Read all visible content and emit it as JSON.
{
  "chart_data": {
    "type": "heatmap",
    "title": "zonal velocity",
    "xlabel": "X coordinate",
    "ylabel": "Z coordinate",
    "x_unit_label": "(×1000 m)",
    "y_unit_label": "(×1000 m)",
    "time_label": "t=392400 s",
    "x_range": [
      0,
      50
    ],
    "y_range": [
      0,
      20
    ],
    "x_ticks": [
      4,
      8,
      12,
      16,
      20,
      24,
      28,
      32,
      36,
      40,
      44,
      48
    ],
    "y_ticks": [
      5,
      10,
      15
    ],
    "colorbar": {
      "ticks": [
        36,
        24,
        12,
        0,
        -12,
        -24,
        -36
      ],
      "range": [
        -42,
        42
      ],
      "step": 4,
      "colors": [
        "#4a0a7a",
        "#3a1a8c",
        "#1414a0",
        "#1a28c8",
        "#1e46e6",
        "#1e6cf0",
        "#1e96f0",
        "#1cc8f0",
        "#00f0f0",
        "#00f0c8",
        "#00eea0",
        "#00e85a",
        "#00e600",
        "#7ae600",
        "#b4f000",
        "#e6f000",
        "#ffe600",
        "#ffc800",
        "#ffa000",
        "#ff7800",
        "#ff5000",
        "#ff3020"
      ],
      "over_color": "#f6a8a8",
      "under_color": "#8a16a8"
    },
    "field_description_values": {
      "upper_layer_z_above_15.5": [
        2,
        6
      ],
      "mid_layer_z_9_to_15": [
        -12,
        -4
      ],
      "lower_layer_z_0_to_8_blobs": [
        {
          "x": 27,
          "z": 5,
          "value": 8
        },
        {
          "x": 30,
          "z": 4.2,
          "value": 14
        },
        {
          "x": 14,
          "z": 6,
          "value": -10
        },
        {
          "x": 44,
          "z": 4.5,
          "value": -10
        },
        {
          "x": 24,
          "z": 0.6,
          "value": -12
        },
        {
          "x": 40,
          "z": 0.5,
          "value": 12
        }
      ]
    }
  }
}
::::::::::
Aim >> Extract all of the data above without altering anything.

Written response >>
Read all visible content and emit it as JSON.
{
  "chart_data": {
    "type": "heatmap",
    "title": "zonal velocity",
    "xlabel": "X coordinate",
    "ylabel": "Z coordinate",
    "x_unit_label": "(×1000 m)",
    "y_unit_label": "(×1000 m)",
    "time_label": "t=392400 s",
    "x_range": [
      0,
      50
    ],
    "y_range": [
      0,
      20
    ],
    "x_ticks": [
      4,
      8,
      12,
      16,
      20,
      24,
      28,
      32,
      36,
      40,
      44,
      48
    ],
    "y_ticks": [
      5,
      10,
      15
    ],
    "colorbar": {
      "ticks": [
        36,
        24,
        12,
        0,
        -12,
        -24,
        -36
      ],
      "range": [
        -42,
        42
      ],
      "step": 4,
      "colors": [
        "#4a0a7a",
        "#3a1a8c",
        "#1414a0",
        "#1a28c8",
        "#1e46e6",
        "#1e6cf0",
        "#1e96f0",
        "#1cc8f0",
        "#00f0f0",
        "#00f0c8",
        "#00eea0",
        "#00e85a",
        "#00e600",
        "#7ae600",
        "#b4f000",
        "#e6f000",
        "#ffe600",
        "#ffc800",
        "#ffa000",
        "#ff7800",
        "#ff5000",
        "#ff3020"
      ],
      "over_color": "#f6a8a8",
      "under_color": "#8a16a8"
    },
    "field_description_values": {
      "upper_layer_z_above_15.5": [
        2,
        6
      ],
      "mid_layer_z_9_to_15": [
        -12,
        -4
      ],
      "lower_layer_z_0_to_8_blobs": [
        {
          "x": 27,
          "z": 5,
          "value": 8
        },
        {
          "x": 30,
          "z": 4.2,
          "value": 14
        },
        {
          "x": 14,
          "z": 6,
          "value": -10
        },
        {
          "x": 44,
          "z": 4.5,
          "value": -10
        },
        {
          "x": 24,
          "z": 0.6,
          "value": -12
        },
        {
          "x": 40,
          "z": 0.5,
          "value": 12
        }
      ]
    }
  }
}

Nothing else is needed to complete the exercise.